[Tarefas]
(A) Responda a estas perguntas sobre o texto a respeito de Portinari:
(i) Em que cidade ele nasceu?
(ii) Que posição ele ocupava entre os irmãos?
(iii) Quantas das suas composições eram retratos?
(B) Copie sem alterações o trecho do texto sobre Portinari que começa em "O segundo entre" e vai até "cabisbaixo enquanto raciocinava outros mundos.".

[Texto]
☆ ☆ ☆

O enterro nas redes era o pior espetáculo que, tão criança, presenciara na Brodósqui de seu nascimento. E de noite, na cama, impressionava-se por inteiro. “Sabe por que eu pinto tanto menino em gangorra e balanço?”, escreveu Candido Portinari, muitos anos depois. “Para botá-los no ar, feito anjos.”

O segundo entre 12 irmãos de uma família de imigrantes italianos, Candinho só brincava sério. Criança, sem parecer maroto ou herói, fazia naturalmente o que era inalcançável aos outros. Desenhava um rosto em minutos. Não aprontava com ninguém. Em lugar disso, passeava. E cambeteava cabisbaixo enquanto raciocinava outros mundos.

Se não entendermos Portinari menino, talvez jamais compreendamos sua obra adulta fecunda, que caminhou por 5 mil composições, seis centenas delas, retratos. Suas figuras humanas vinham da amizade, da admiração popular ou da proeminência. Muitos retratados contribuíam para o pagamento de suas contas de artista enquanto ele experimentava.

Provou representações, estilos, formas, dimensões, até improváveis geometrias figurativas, porque precisava expressar uma infância plena de alegria e medos. E porque era um virtuose. Sua obra tão vasta recobrou essas narrativas de jogos e brincadeiras, o estupor diante da lua alta, também transposta às paisagens cariocas das favelas. Via tudo com poesia, equilíbrio, síntese.

☆ ☆ ☆

[Material fornecido]

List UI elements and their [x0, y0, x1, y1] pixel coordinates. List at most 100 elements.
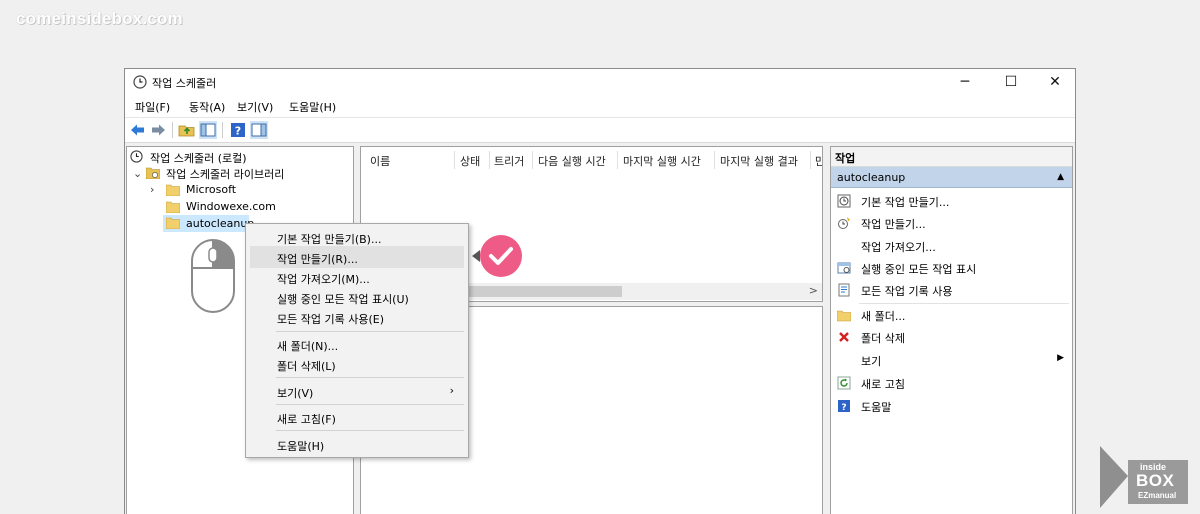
chevron-down-icon[interactable]: ⌄ — [133, 167, 142, 180]
ctx-separator — [276, 331, 464, 332]
action-help[interactable]: ? 도움말 — [831, 395, 1072, 417]
checkmark-badge-icon — [472, 235, 522, 277]
up-folder-icon[interactable] — [178, 121, 196, 139]
action-import-task[interactable]: 작업 가져오기... — [831, 235, 1072, 257]
clock-icon — [130, 150, 143, 163]
action-new-folder[interactable]: 새 폴더... — [831, 304, 1072, 326]
ctx-refresh[interactable]: 새로 고침(F) — [250, 406, 464, 428]
actions-pane: 작업 autocleanup ▲ 기본 작업 만들기... 작업 만들기... … — [830, 146, 1073, 514]
column-trigger[interactable]: 트리거 — [494, 153, 524, 169]
ctx-separator — [276, 377, 464, 378]
tree-library-label: 작업 스케줄러 라이브러리 — [166, 168, 285, 181]
actions-header: 작업 — [831, 147, 1072, 167]
ctx-separator — [276, 430, 464, 431]
action-label: 기본 작업 만들기... — [861, 196, 950, 209]
tree-item-autocleanup[interactable]: autocleanup — [163, 215, 254, 232]
ctx-import-task[interactable]: 작업 가져오기(M)... — [250, 266, 464, 288]
ctx-enable-history[interactable]: 모든 작업 기록 사용(E) — [250, 306, 464, 328]
chevron-right-icon[interactable]: › — [150, 183, 154, 196]
window-title: 작업 스케줄러 — [152, 77, 217, 90]
column-separator — [454, 151, 455, 169]
column-next-run[interactable]: 다음 실행 시간 — [538, 153, 606, 169]
ctx-create-basic-task[interactable]: 기본 작업 만들기(B)... — [250, 226, 464, 248]
folder-icon — [166, 217, 180, 229]
back-arrow-icon[interactable] — [129, 121, 147, 139]
action-label: 보기 — [861, 355, 882, 368]
toolbar: ? — [125, 117, 1075, 141]
tree-root-label: 작업 스케줄러 (로컬) — [150, 152, 247, 165]
action-label: 폴더 삭제 — [861, 332, 905, 345]
action-refresh[interactable]: 새로 고침 — [831, 372, 1072, 394]
ctx-label: 도움말(H) — [277, 440, 325, 453]
action-enable-history[interactable]: 모든 작업 기록 사용 — [831, 279, 1072, 301]
action-create-task[interactable]: 작업 만들기... — [831, 212, 1072, 234]
tree-library[interactable]: ⌄ 작업 스케줄러 라이브러리 — [130, 165, 350, 181]
ctx-new-folder[interactable]: 새 폴더(N)... — [250, 333, 464, 355]
column-separator — [714, 151, 715, 169]
close-button[interactable]: ✕ — [1033, 69, 1077, 95]
logo-line2: BOX — [1136, 471, 1175, 490]
column-last-result[interactable]: 마지막 실행 결과 — [720, 153, 798, 169]
basic-task-icon — [837, 194, 851, 208]
maximize-button[interactable]: ☐ — [989, 69, 1033, 95]
forward-arrow-icon[interactable] — [149, 121, 167, 139]
ctx-help[interactable]: 도움말(H) — [250, 433, 464, 455]
scroll-right-arrow-icon[interactable]: > — [809, 284, 818, 297]
toolbar-separator — [222, 122, 223, 138]
menu-bar: 파일(F) 동작(A) 보기(V) 도움말(H) — [125, 96, 1075, 116]
action-create-basic-task[interactable]: 기본 작업 만들기... — [831, 190, 1072, 212]
ctx-label: 실행 중인 모든 작업 표시(U) — [277, 293, 409, 306]
svg-text:?: ? — [235, 125, 241, 138]
action-label: 실행 중인 모든 작업 표시 — [861, 263, 977, 276]
menu-view[interactable]: 보기(V) — [237, 99, 273, 115]
ctx-label: 폴더 삭제(L) — [277, 360, 336, 373]
actions-section-autocleanup[interactable]: autocleanup ▲ — [831, 167, 1072, 188]
column-last-run[interactable]: 마지막 실행 시간 — [623, 153, 701, 169]
action-label: 도움말 — [861, 401, 892, 414]
task-history-icon — [838, 283, 850, 297]
column-name[interactable]: 이름 — [370, 153, 390, 169]
ctx-show-running-tasks[interactable]: 실행 중인 모든 작업 표시(U) — [250, 286, 464, 308]
menu-help[interactable]: 도움말(H) — [289, 99, 336, 115]
action-view[interactable]: 보기 ▶ — [831, 349, 1072, 371]
ctx-label: 새로 고침(F) — [277, 413, 336, 426]
column-separator — [532, 151, 533, 169]
ctx-separator — [276, 404, 464, 405]
column-separator — [617, 151, 618, 169]
collapse-arrow-icon[interactable]: ▲ — [1057, 172, 1064, 182]
action-label: 새 폴더... — [861, 310, 906, 323]
column-truncated[interactable]: 만 — [815, 153, 822, 169]
context-menu: 기본 작업 만들기(B)... 작업 만들기(R)... 작업 가져오기(M).… — [245, 223, 469, 458]
ctx-view[interactable]: 보기(V) › — [250, 380, 464, 402]
refresh-icon — [837, 376, 851, 390]
tree-item-label: Microsoft — [186, 183, 237, 196]
ctx-label: 기본 작업 만들기(B)... — [277, 233, 382, 246]
insidebox-logo: inside BOX EZmanual — [1098, 446, 1190, 508]
toolbar-separator — [172, 122, 173, 138]
show-hide-action-pane-icon[interactable] — [250, 121, 268, 139]
ctx-create-task[interactable]: 작업 만들기(R)... — [250, 246, 464, 268]
chevron-right-icon: › — [449, 384, 454, 397]
help-icon[interactable]: ? — [229, 121, 247, 139]
action-show-running-tasks[interactable]: 실행 중인 모든 작업 표시 — [831, 257, 1072, 279]
clock-icon — [133, 75, 147, 89]
show-hide-tree-icon[interactable] — [199, 121, 217, 139]
action-label: 모든 작업 기록 사용 — [861, 285, 953, 298]
menu-action[interactable]: 동작(A) — [189, 99, 225, 115]
menu-file[interactable]: 파일(F) — [135, 99, 170, 115]
folder-icon — [166, 201, 180, 213]
ctx-delete-folder[interactable]: 폴더 삭제(L) — [250, 353, 464, 375]
title-bar: 작업 스케줄러 ─ ☐ ✕ — [125, 69, 1075, 95]
site-watermark: comeinsidebox.com — [16, 9, 183, 28]
action-label: 새로 고침 — [861, 378, 905, 391]
ctx-label: 작업 만들기(R)... — [277, 253, 358, 266]
ctx-label: 새 폴더(N)... — [277, 340, 339, 353]
ctx-label: 모든 작업 기록 사용(E) — [277, 313, 384, 326]
action-delete-folder[interactable]: 폴더 삭제 — [831, 326, 1072, 348]
column-separator — [489, 151, 490, 169]
minimize-button[interactable]: ─ — [943, 69, 987, 95]
tree-item-label: Windowexe.com — [186, 200, 276, 213]
column-status[interactable]: 상태 — [460, 153, 480, 169]
action-label: 작업 만들기... — [861, 218, 926, 231]
running-tasks-icon — [837, 262, 851, 274]
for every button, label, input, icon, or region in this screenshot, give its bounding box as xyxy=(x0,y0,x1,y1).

☆ ☆ ☆

[Respostas]
(A)
(i) Em Brodósqui.
(ii) Era o segundo entre 12 irmãos.
(iii) Seis centenas.

(B)
O segundo entre 12 irmãos de uma família de imigrantes italianos, Candinho só brincava sério. Criança, sem parecer maroto ou herói, fazia naturalmente o que era inalcançável aos outros. Desenhava um rosto em minutos. Não aprontava com ninguém. Em lugar disso, passeava. E cambeteava cabisbaixo enquanto raciocinava outros mundos.